Read the data and repeat all of it exactly.
================================
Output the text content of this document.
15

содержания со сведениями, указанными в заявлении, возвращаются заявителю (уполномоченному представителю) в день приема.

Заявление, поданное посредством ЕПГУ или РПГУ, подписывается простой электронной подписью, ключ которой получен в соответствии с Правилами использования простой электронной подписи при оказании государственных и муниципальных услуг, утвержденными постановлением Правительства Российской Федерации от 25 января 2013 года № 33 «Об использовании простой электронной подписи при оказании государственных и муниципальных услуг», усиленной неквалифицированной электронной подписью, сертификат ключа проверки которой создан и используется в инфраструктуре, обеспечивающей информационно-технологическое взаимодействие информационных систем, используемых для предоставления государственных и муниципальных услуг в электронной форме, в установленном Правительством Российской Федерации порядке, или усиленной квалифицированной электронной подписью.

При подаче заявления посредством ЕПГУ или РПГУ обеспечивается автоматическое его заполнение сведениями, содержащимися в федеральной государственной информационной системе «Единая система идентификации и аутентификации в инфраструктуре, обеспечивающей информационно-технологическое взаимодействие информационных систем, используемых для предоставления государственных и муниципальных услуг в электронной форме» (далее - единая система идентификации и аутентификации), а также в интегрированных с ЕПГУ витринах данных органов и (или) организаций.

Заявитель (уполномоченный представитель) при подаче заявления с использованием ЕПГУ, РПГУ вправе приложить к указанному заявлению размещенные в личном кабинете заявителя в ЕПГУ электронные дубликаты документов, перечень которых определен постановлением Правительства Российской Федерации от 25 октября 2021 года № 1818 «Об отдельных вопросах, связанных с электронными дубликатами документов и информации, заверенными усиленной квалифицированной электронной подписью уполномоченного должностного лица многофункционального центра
================================
ANSWER TO THE TASK:
Output the text content of this document.
15

содержания со сведениями, указанными в заявлении, возвращаются заявителю (уполномоченному представителю) в день приема.

Заявление, поданное посредством ЕПГУ или РПГУ, подписывается простой электронной подписью, ключ которой получен в соответствии с Правилами использования простой электронной подписи при оказании государственных и муниципальных услуг, утвержденными постановлением Правительства Российской Федерации от 25 января 2013 года № 33 «Об использовании простой электронной подписи при оказании государственных и муниципальных услуг», усиленной неквалифицированной электронной подписью, сертификат ключа проверки которой создан и используется в инфраструктуре, обеспечивающей информационно-технологическое взаимодействие информационных систем, используемых для предоставления государственных и муниципальных услуг в электронной форме, в установленном Правительством Российской Федерации порядке, или усиленной квалифицированной электронной подписью.

При подаче заявления посредством ЕПГУ или РПГУ обеспечивается автоматическое его заполнение сведениями, содержащимися в федеральной государственной информационной системе «Единая система идентификации и аутентификации в инфраструктуре, обеспечивающей информационно-технологическое взаимодействие информационных систем, используемых для предоставления государственных и муниципальных услуг в электронной форме» (далее - единая система идентификации и аутентификации), а также в интегрированных с ЕПГУ витринах данных органов и (или) организаций.

Заявитель (уполномоченный представитель) при подаче заявления с использованием ЕПГУ, РПГУ вправе приложить к указанному заявлению размещенные в личном кабинете заявителя в ЕПГУ электронные дубликаты документов, перечень которых определен постановлением Правительства Российской Федерации от 25 октября 2021 года № 1818 «Об отдельных вопросах, связанных с электронными дубликатами документов и информации, заверенными усиленной квалифицированной электронной подписью уполномоченного должностного лица многофункционального центра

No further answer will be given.